▶ _EXERCISE INSTRUCTIONS_
Write each line out again exactly as written.

-- START INPUT ROWS --

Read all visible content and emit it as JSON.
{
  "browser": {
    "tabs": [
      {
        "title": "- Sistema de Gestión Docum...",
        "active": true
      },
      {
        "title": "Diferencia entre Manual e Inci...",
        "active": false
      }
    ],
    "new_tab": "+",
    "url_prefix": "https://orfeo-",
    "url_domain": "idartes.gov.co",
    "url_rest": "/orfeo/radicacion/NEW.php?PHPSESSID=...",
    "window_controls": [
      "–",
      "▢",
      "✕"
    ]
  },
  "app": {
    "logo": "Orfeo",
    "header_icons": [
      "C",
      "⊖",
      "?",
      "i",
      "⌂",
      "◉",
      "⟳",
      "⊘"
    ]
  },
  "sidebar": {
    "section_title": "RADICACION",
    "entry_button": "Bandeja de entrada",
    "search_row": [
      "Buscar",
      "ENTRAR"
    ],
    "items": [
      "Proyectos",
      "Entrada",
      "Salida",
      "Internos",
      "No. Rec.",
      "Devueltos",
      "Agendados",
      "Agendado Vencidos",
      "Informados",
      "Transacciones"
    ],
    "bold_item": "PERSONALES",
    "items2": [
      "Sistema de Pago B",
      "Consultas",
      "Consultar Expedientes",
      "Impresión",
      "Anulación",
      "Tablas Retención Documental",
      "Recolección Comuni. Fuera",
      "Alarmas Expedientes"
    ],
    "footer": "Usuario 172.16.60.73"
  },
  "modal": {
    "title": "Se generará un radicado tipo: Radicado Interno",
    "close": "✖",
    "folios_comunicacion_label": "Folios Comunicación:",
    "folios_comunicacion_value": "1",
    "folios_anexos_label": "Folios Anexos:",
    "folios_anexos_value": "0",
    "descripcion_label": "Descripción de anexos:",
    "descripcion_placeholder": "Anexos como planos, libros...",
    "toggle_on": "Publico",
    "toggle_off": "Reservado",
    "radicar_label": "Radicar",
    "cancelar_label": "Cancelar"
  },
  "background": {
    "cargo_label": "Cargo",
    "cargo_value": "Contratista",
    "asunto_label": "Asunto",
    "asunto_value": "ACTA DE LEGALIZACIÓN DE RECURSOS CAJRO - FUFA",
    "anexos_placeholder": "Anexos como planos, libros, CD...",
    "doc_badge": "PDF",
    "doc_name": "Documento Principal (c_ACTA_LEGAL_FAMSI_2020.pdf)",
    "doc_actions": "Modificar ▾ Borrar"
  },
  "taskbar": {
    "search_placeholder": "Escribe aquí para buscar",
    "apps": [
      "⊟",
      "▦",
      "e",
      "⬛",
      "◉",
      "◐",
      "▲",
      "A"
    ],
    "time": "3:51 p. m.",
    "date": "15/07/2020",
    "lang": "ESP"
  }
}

-- END INPUT ROWS --

▶ _SOLUTION FOR THIS TASK_
Read all visible content and emit it as JSON.
{
  "browser": {
    "tabs": [
      {
        "title": "- Sistema de Gestión Docum...",
        "active": true
      },
      {
        "title": "Diferencia entre Manual e Inci...",
        "active": false
      }
    ],
    "new_tab": "+",
    "url_prefix": "https://orfeo-",
    "url_domain": "idartes.gov.co",
    "url_rest": "/orfeo/radicacion/NEW.php?PHPSESSID=...",
    "window_controls": [
      "–",
      "▢",
      "✕"
    ]
  },
  "app": {
    "logo": "Orfeo",
    "header_icons": [
      "C",
      "⊖",
      "?",
      "i",
      "⌂",
      "◉",
      "⟳",
      "⊘"
    ]
  },
  "sidebar": {
    "section_title": "RADICACION",
    "entry_button": "Bandeja de entrada",
    "search_row": [
      "Buscar",
      "ENTRAR"
    ],
    "items": [
      "Proyectos",
      "Entrada",
      "Salida",
      "Internos",
      "No. Rec.",
      "Devueltos",
      "Agendados",
      "Agendado Vencidos",
      "Informados",
      "Transacciones"
    ],
    "bold_item": "PERSONALES",
    "items2": [
      "Sistema de Pago B",
      "Consultas",
      "Consultar Expedientes",
      "Impresión",
      "Anulación",
      "Tablas Retención Documental",
      "Recolección Comuni. Fuera",
      "Alarmas Expedientes"
    ],
    "footer": "Usuario 172.16.60.73"
  },
  "modal": {
    "title": "Se generará un radicado tipo: Radicado Interno",
    "close": "✖",
    "folios_comunicacion_label": "Folios Comunicación:",
    "folios_comunicacion_value": "1",
    "folios_anexos_label": "Folios Anexos:",
    "folios_anexos_value": "0",
    "descripcion_label": "Descripción de anexos:",
    "descripcion_placeholder": "Anexos como planos, libros...",
    "toggle_on": "Publico",
    "toggle_off": "Reservado",
    "radicar_label": "Radicar",
    "cancelar_label": "Cancelar"
  },
  "background": {
    "cargo_label": "Cargo",
    "cargo_value": "Contratista",
    "asunto_label": "Asunto",
    "asunto_value": "ACTA DE LEGALIZACIÓN DE RECURSOS CAJRO - FUFA",
    "anexos_placeholder": "Anexos como planos, libros, CD...",
    "doc_badge": "PDF",
    "doc_name": "Documento Principal (c_ACTA_LEGAL_FAMSI_2020.pdf)",
    "doc_actions": "Modificar ▾ Borrar"
  },
  "taskbar": {
    "search_placeholder": "Escribe aquí para buscar",
    "apps": [
      "⊟",
      "▦",
      "e",
      "⬛",
      "◉",
      "◐",
      "▲",
      "A"
    ],
    "time": "3:51 p. m.",
    "date": "15/07/2020",
    "lang": "ESP"
  }
}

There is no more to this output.